• WRITTEN PROBLEM:
Retype all of the listing exactly, passing over any picture you find.

• Dataset rows:
┄┄┄┄┄┄┄┄┄┄┄┄┄┄┄┄┄┄┄┄

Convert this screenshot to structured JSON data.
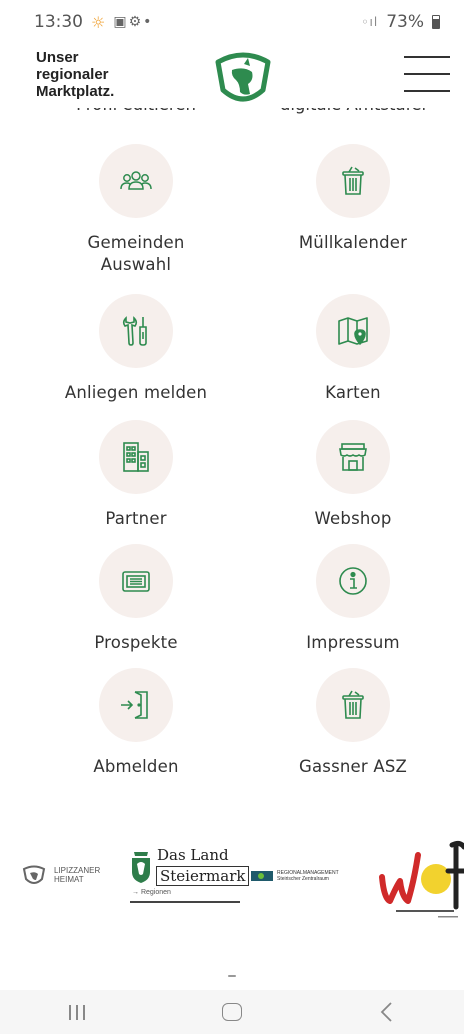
{
  "status_bar": {
    "time": "13:30",
    "battery": "73%",
    "icons": [
      "sun-icon",
      "gallery-icon",
      "people-icon",
      "dot-icon",
      "wifi-icon",
      "signal-icon",
      "battery-icon"
    ]
  },
  "header": {
    "brand_text": "Unser regionaler Marktplatz.",
    "menu_icon": "hamburger-menu-icon"
  },
  "tiles_top_clipped": {
    "left_label": "Profil editieren",
    "right_label": "digitale Amtstafel"
  },
  "tiles": [
    {
      "label": "Gemeinden Auswahl",
      "icon": "people-group-icon"
    },
    {
      "label": "Müllkalender",
      "icon": "trash-bin-icon"
    },
    {
      "label": "Anliegen melden",
      "icon": "tools-icon"
    },
    {
      "label": "Karten",
      "icon": "map-pin-icon"
    },
    {
      "label": "Partner",
      "icon": "building-icon"
    },
    {
      "label": "Webshop",
      "icon": "shop-icon"
    },
    {
      "label": "Prospekte",
      "icon": "newspaper-icon"
    },
    {
      "label": "Impressum",
      "icon": "info-icon"
    },
    {
      "label": "Abmelden",
      "icon": "logout-door-icon"
    },
    {
      "label": "Gassner ASZ",
      "icon": "trash-bin-icon"
    }
  ],
  "partners": {
    "lipizzaner": {
      "line1": "LIPIZZANER",
      "line2": "HEIMAT"
    },
    "land_steiermark": {
      "line1": "Das Land",
      "line2": "Steiermark",
      "line3": "→ Regionen"
    },
    "regionalmanagement": {
      "line1": "REGIONALMANAGEMENT",
      "line2": "Steirischer Zentralraum"
    }
  },
  "colors": {
    "brand_green": "#2e8b4f",
    "icon_circle": "#f6efec",
    "text": "#333333"
  }
}
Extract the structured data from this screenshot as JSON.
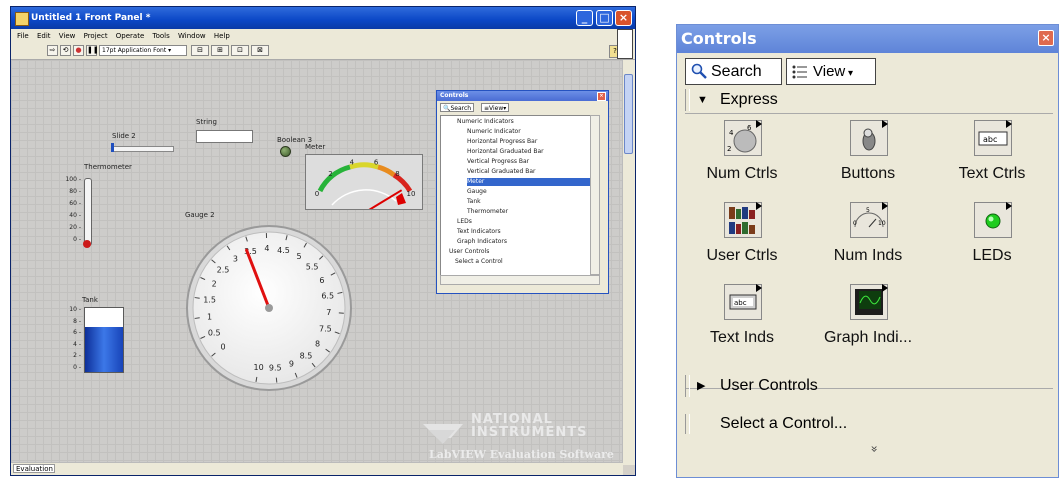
{
  "front_panel": {
    "title": "Untitled 1 Front Panel *",
    "menu": [
      "File",
      "Edit",
      "View",
      "Project",
      "Operate",
      "Tools",
      "Window",
      "Help"
    ],
    "font_select": "17pt Application Font",
    "eval_tab": "Evaluation",
    "controls": {
      "slide_label": "Slide 2",
      "string_label": "String",
      "boolean_label": "Boolean 3",
      "thermometer_label": "Thermometer",
      "thermometer_ticks": [
        "100",
        "80",
        "60",
        "40",
        "20",
        "0"
      ],
      "tank_label": "Tank",
      "tank_ticks": [
        "10",
        "8",
        "6",
        "4",
        "2",
        "0"
      ],
      "tank_level": 0.7,
      "gauge_label": "Gauge 2",
      "gauge_ticks": [
        "0",
        "0.5",
        "1",
        "1.5",
        "2",
        "2.5",
        "3",
        "3.5",
        "4",
        "4.5",
        "5",
        "5.5",
        "6",
        "6.5",
        "7",
        "7.5",
        "8",
        "8.5",
        "9",
        "9.5",
        "10"
      ],
      "gauge_value": 3.4,
      "meter_label": "Meter",
      "meter_ticks": [
        "0",
        "2",
        "4",
        "6",
        "8",
        "10"
      ],
      "meter_value": 9.2
    },
    "watermark": {
      "name_line1": "NATIONAL",
      "name_line2": "INSTRUMENTS",
      "tagline": "LabVIEW Evaluation Software"
    },
    "mini_palette": {
      "title": "Controls",
      "search": "Search",
      "view": "View",
      "tree": [
        "Numeric Indicators",
        "Numeric Indicator",
        "Horizontal Progress Bar",
        "Horizontal Graduated Bar",
        "Vertical Progress Bar",
        "Vertical Graduated Bar",
        "Meter",
        "Gauge",
        "Tank",
        "Thermometer",
        "LEDs",
        "Text Indicators",
        "Graph Indicators",
        "User Controls",
        "Select a Control"
      ],
      "selected_index": 6
    }
  },
  "controls_palette": {
    "title": "Controls",
    "close": "×",
    "search_label": "Search",
    "view_label": "View",
    "express_label": "Express",
    "items": [
      {
        "label": "Num Ctrls",
        "icon": "numeric-knob-icon"
      },
      {
        "label": "Buttons",
        "icon": "toggle-switch-icon"
      },
      {
        "label": "Text Ctrls",
        "icon": "text-box-icon"
      },
      {
        "label": "User Ctrls",
        "icon": "user-controls-icon"
      },
      {
        "label": "Num Inds",
        "icon": "meter-icon"
      },
      {
        "label": "LEDs",
        "icon": "green-led-icon"
      },
      {
        "label": "Text Inds",
        "icon": "text-indicator-icon"
      },
      {
        "label": "Graph Indi...",
        "icon": "graph-icon"
      }
    ],
    "user_controls_label": "User Controls",
    "select_control_label": "Select a Control...",
    "more_glyph": "»"
  }
}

┄┄┄┄┄┄┄┄┄┄┄┄┄┄┄┄┄┄┄┄

• SOLUTION BELOW:
Convert this screenshot to structured JSON data.
{
  "status_bar": {
    "time": "13:30",
    "battery": "73%",
    "icons": [
      "sun-icon",
      "gallery-icon",
      "people-icon",
      "dot-icon",
      "wifi-icon",
      "signal-icon",
      "battery-icon"
    ]
  },
  "header": {
    "brand_text": "Unser regionaler Marktplatz.",
    "menu_icon": "hamburger-menu-icon"
  },
  "tiles_top_clipped": {
    "left_label": "Profil editieren",
    "right_label": "digitale Amtstafel"
  },
  "tiles": [
    {
      "label": "Gemeinden Auswahl",
      "icon": "people-group-icon"
    },
    {
      "label": "Müllkalender",
      "icon": "trash-bin-icon"
    },
    {
      "label": "Anliegen melden",
      "icon": "tools-icon"
    },
    {
      "label": "Karten",
      "icon": "map-pin-icon"
    },
    {
      "label": "Partner",
      "icon": "building-icon"
    },
    {
      "label": "Webshop",
      "icon": "shop-icon"
    },
    {
      "label": "Prospekte",
      "icon": "newspaper-icon"
    },
    {
      "label": "Impressum",
      "icon": "info-icon"
    },
    {
      "label": "Abmelden",
      "icon": "logout-door-icon"
    },
    {
      "label": "Gassner ASZ",
      "icon": "trash-bin-icon"
    }
  ],
  "partners": {
    "lipizzaner": {
      "line1": "LIPIZZANER",
      "line2": "HEIMAT"
    },
    "land_steiermark": {
      "line1": "Das Land",
      "line2": "Steiermark",
      "line3": "→ Regionen"
    },
    "regionalmanagement": {
      "line1": "REGIONALMANAGEMENT",
      "line2": "Steirischer Zentralraum"
    }
  },
  "colors": {
    "brand_green": "#2e8b4f",
    "icon_circle": "#f6efec",
    "text": "#333333"
  }
}
Extract the structured data from this screenshot as JSON.
{
  "front_panel": {
    "title": "Untitled 1 Front Panel *",
    "menu": [
      "File",
      "Edit",
      "View",
      "Project",
      "Operate",
      "Tools",
      "Window",
      "Help"
    ],
    "font_select": "17pt Application Font",
    "eval_tab": "Evaluation",
    "controls": {
      "slide_label": "Slide 2",
      "string_label": "String",
      "boolean_label": "Boolean 3",
      "thermometer_label": "Thermometer",
      "thermometer_ticks": [
        "100",
        "80",
        "60",
        "40",
        "20",
        "0"
      ],
      "tank_label": "Tank",
      "tank_ticks": [
        "10",
        "8",
        "6",
        "4",
        "2",
        "0"
      ],
      "tank_level": 0.7,
      "gauge_label": "Gauge 2",
      "gauge_ticks": [
        "0",
        "0.5",
        "1",
        "1.5",
        "2",
        "2.5",
        "3",
        "3.5",
        "4",
        "4.5",
        "5",
        "5.5",
        "6",
        "6.5",
        "7",
        "7.5",
        "8",
        "8.5",
        "9",
        "9.5",
        "10"
      ],
      "gauge_value": 3.4,
      "meter_label": "Meter",
      "meter_ticks": [
        "0",
        "2",
        "4",
        "6",
        "8",
        "10"
      ],
      "meter_value": 9.2
    },
    "watermark": {
      "name_line1": "NATIONAL",
      "name_line2": "INSTRUMENTS",
      "tagline": "LabVIEW Evaluation Software"
    },
    "mini_palette": {
      "title": "Controls",
      "search": "Search",
      "view": "View",
      "tree": [
        "Numeric Indicators",
        "Numeric Indicator",
        "Horizontal Progress Bar",
        "Horizontal Graduated Bar",
        "Vertical Progress Bar",
        "Vertical Graduated Bar",
        "Meter",
        "Gauge",
        "Tank",
        "Thermometer",
        "LEDs",
        "Text Indicators",
        "Graph Indicators",
        "User Controls",
        "Select a Control"
      ],
      "selected_index": 6
    }
  },
  "controls_palette": {
    "title": "Controls",
    "close": "×",
    "search_label": "Search",
    "view_label": "View",
    "express_label": "Express",
    "items": [
      {
        "label": "Num Ctrls",
        "icon": "numeric-knob-icon"
      },
      {
        "label": "Buttons",
        "icon": "toggle-switch-icon"
      },
      {
        "label": "Text Ctrls",
        "icon": "text-box-icon"
      },
      {
        "label": "User Ctrls",
        "icon": "user-controls-icon"
      },
      {
        "label": "Num Inds",
        "icon": "meter-icon"
      },
      {
        "label": "LEDs",
        "icon": "green-led-icon"
      },
      {
        "label": "Text Inds",
        "icon": "text-indicator-icon"
      },
      {
        "label": "Graph Indi...",
        "icon": "graph-icon"
      }
    ],
    "user_controls_label": "User Controls",
    "select_control_label": "Select a Control...",
    "more_glyph": "»"
  }
}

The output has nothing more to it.